PROBLEM TO WORK ON: Reply with the count of lines holding "text", nothing more.

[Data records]
##########
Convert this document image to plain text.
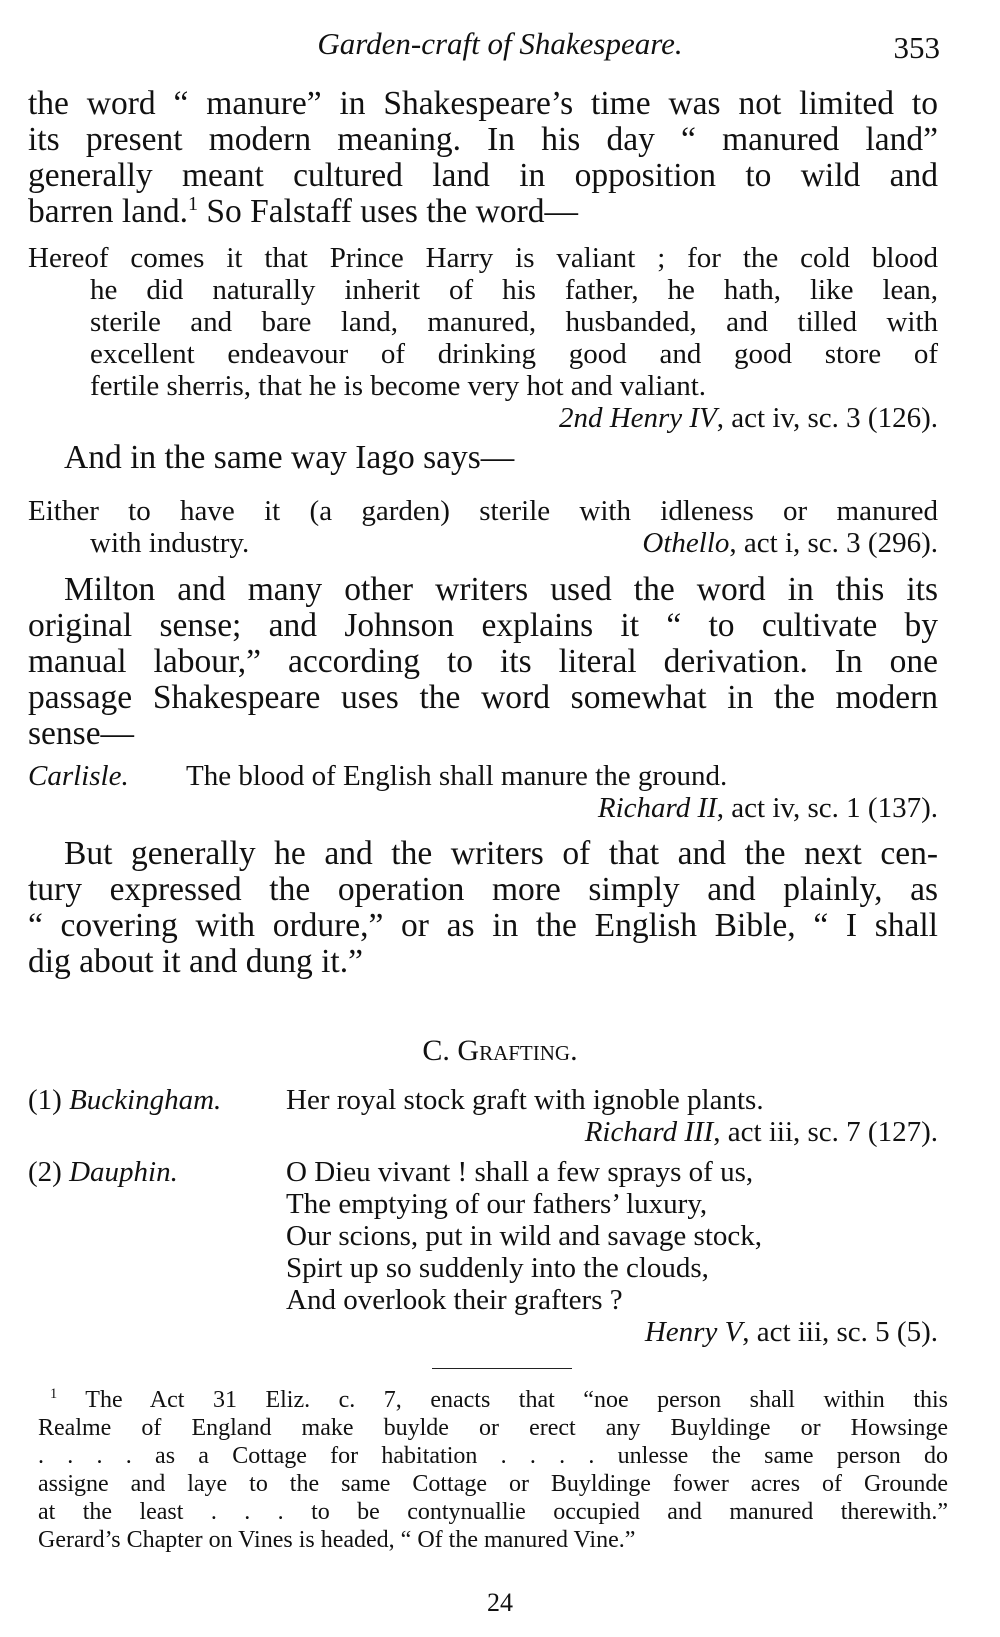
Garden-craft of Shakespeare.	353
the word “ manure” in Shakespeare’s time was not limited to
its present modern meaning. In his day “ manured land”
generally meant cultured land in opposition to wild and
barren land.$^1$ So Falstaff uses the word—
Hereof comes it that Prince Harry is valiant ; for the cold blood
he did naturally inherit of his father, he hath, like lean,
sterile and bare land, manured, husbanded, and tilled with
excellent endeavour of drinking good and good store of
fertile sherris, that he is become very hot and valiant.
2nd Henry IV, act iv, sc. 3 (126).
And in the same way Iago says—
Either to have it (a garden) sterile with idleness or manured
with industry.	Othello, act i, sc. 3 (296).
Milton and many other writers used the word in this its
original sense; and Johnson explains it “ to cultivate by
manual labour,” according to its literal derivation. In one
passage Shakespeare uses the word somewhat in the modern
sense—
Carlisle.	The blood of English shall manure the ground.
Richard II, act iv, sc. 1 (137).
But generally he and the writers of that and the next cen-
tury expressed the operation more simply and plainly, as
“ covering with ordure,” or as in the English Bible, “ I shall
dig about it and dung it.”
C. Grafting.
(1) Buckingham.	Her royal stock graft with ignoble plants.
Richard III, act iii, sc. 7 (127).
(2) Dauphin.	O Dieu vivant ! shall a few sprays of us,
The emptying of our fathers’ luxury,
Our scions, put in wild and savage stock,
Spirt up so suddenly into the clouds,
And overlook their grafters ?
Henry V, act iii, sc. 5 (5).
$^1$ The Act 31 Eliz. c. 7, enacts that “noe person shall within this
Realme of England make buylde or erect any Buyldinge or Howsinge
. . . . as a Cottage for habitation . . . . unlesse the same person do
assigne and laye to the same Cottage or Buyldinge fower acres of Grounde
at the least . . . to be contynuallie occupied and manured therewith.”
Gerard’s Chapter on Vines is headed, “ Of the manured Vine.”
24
##########
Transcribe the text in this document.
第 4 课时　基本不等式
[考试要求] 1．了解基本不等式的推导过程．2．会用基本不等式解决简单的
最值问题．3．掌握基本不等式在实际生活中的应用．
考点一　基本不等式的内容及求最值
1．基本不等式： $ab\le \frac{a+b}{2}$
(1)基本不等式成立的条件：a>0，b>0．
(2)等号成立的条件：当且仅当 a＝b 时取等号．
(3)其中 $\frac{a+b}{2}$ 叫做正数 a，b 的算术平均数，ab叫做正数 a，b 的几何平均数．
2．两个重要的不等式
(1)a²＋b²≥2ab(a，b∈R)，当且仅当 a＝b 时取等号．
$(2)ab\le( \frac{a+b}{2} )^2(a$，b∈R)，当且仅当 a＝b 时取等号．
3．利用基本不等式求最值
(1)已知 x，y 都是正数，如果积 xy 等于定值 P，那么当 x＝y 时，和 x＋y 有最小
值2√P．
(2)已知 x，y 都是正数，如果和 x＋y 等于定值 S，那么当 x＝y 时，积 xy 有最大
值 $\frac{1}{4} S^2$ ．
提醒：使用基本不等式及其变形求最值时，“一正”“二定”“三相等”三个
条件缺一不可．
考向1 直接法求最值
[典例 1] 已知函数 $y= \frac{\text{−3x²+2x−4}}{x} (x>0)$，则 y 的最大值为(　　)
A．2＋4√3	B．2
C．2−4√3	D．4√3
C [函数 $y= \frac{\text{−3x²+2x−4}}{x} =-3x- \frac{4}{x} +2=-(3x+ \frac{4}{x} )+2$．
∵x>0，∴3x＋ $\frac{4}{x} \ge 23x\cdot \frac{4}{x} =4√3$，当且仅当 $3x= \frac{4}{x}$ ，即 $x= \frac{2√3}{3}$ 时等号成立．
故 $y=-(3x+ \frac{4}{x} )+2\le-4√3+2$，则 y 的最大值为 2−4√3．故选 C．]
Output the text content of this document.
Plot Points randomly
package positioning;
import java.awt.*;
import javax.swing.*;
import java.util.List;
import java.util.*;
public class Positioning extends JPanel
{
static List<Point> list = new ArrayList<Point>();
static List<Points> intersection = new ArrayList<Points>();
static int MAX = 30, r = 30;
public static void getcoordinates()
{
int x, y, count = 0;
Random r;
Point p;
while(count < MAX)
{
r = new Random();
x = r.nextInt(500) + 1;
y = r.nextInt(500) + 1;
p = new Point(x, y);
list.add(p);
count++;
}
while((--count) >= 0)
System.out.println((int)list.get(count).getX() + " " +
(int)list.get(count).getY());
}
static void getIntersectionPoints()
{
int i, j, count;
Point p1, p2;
##########
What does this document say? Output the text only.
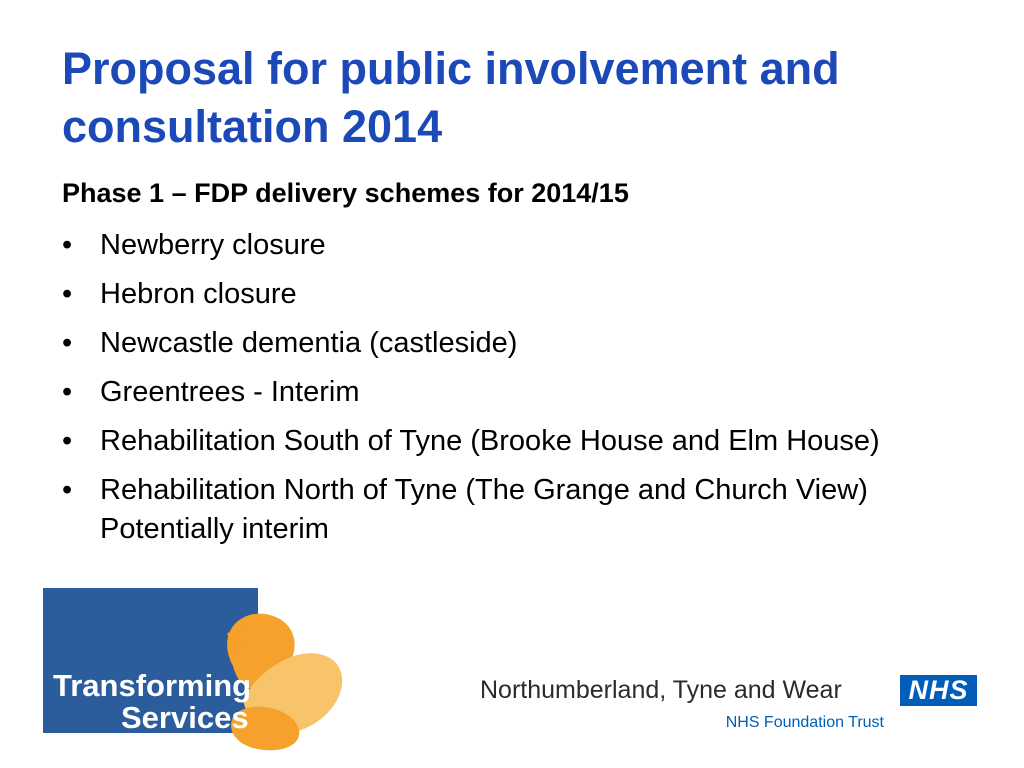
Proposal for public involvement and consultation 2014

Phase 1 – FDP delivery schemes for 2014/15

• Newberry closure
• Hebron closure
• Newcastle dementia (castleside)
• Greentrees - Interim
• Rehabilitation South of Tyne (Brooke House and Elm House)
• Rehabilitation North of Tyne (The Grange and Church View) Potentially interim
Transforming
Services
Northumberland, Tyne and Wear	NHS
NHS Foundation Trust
##########
WRITTEN SOLUTION: 6